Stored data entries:
--------------------------------------------------
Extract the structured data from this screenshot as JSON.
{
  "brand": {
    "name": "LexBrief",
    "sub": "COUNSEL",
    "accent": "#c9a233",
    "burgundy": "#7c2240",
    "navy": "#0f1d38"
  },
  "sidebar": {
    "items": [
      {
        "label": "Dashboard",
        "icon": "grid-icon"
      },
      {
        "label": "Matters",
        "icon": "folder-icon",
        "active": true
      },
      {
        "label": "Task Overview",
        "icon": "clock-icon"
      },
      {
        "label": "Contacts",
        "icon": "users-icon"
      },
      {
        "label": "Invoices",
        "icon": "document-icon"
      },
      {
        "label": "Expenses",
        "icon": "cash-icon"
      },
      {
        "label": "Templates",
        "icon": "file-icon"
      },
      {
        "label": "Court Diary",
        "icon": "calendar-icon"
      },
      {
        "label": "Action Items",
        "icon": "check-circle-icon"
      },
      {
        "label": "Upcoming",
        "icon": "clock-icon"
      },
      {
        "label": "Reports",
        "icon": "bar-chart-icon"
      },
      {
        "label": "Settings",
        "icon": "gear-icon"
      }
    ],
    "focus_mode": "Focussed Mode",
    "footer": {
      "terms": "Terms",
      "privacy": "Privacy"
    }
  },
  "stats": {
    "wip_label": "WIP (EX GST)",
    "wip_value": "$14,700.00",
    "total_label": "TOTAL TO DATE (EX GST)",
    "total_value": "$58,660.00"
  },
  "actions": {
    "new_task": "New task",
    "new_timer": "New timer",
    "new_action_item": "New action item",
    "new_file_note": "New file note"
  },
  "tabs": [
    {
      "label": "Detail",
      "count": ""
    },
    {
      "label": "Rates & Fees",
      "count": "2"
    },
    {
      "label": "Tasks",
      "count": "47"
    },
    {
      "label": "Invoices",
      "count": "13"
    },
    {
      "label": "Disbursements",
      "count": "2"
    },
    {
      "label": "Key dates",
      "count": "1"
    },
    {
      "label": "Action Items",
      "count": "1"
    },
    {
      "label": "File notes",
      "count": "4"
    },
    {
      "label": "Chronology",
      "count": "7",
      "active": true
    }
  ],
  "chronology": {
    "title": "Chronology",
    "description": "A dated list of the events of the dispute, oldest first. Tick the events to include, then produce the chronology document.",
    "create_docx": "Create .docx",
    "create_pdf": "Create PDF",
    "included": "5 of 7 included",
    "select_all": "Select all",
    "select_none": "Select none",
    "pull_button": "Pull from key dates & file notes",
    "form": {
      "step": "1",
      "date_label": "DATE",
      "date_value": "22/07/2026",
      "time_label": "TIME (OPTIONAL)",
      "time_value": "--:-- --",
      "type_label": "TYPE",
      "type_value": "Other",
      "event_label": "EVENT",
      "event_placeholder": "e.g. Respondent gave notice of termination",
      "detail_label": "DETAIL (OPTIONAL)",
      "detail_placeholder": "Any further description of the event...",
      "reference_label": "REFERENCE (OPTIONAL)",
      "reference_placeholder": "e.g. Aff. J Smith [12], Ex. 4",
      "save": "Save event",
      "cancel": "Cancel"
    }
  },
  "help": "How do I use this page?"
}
--------------------------------------------------
AIM OF THE EXERCISE:
Output the full listing without altering anything.

TASK RESPONSE:
Extract the structured data from this screenshot as JSON.
{
  "brand": {
    "name": "LexBrief",
    "sub": "COUNSEL",
    "accent": "#c9a233",
    "burgundy": "#7c2240",
    "navy": "#0f1d38"
  },
  "sidebar": {
    "items": [
      {
        "label": "Dashboard",
        "icon": "grid-icon"
      },
      {
        "label": "Matters",
        "icon": "folder-icon",
        "active": true
      },
      {
        "label": "Task Overview",
        "icon": "clock-icon"
      },
      {
        "label": "Contacts",
        "icon": "users-icon"
      },
      {
        "label": "Invoices",
        "icon": "document-icon"
      },
      {
        "label": "Expenses",
        "icon": "cash-icon"
      },
      {
        "label": "Templates",
        "icon": "file-icon"
      },
      {
        "label": "Court Diary",
        "icon": "calendar-icon"
      },
      {
        "label": "Action Items",
        "icon": "check-circle-icon"
      },
      {
        "label": "Upcoming",
        "icon": "clock-icon"
      },
      {
        "label": "Reports",
        "icon": "bar-chart-icon"
      },
      {
        "label": "Settings",
        "icon": "gear-icon"
      }
    ],
    "focus_mode": "Focussed Mode",
    "footer": {
      "terms": "Terms",
      "privacy": "Privacy"
    }
  },
  "stats": {
    "wip_label": "WIP (EX GST)",
    "wip_value": "$14,700.00",
    "total_label": "TOTAL TO DATE (EX GST)",
    "total_value": "$58,660.00"
  },
  "actions": {
    "new_task": "New task",
    "new_timer": "New timer",
    "new_action_item": "New action item",
    "new_file_note": "New file note"
  },
  "tabs": [
    {
      "label": "Detail",
      "count": ""
    },
    {
      "label": "Rates & Fees",
      "count": "2"
    },
    {
      "label": "Tasks",
      "count": "47"
    },
    {
      "label": "Invoices",
      "count": "13"
    },
    {
      "label": "Disbursements",
      "count": "2"
    },
    {
      "label": "Key dates",
      "count": "1"
    },
    {
      "label": "Action Items",
      "count": "1"
    },
    {
      "label": "File notes",
      "count": "4"
    },
    {
      "label": "Chronology",
      "count": "7",
      "active": true
    }
  ],
  "chronology": {
    "title": "Chronology",
    "description": "A dated list of the events of the dispute, oldest first. Tick the events to include, then produce the chronology document.",
    "create_docx": "Create .docx",
    "create_pdf": "Create PDF",
    "included": "5 of 7 included",
    "select_all": "Select all",
    "select_none": "Select none",
    "pull_button": "Pull from key dates & file notes",
    "form": {
      "step": "1",
      "date_label": "DATE",
      "date_value": "22/07/2026",
      "time_label": "TIME (OPTIONAL)",
      "time_value": "--:-- --",
      "type_label": "TYPE",
      "type_value": "Other",
      "event_label": "EVENT",
      "event_placeholder": "e.g. Respondent gave notice of termination",
      "detail_label": "DETAIL (OPTIONAL)",
      "detail_placeholder": "Any further description of the event...",
      "reference_label": "REFERENCE (OPTIONAL)",
      "reference_placeholder": "e.g. Aff. J Smith [12], Ex. 4",
      "save": "Save event",
      "cancel": "Cancel"
    }
  },
  "help": "How do I use this page?"
}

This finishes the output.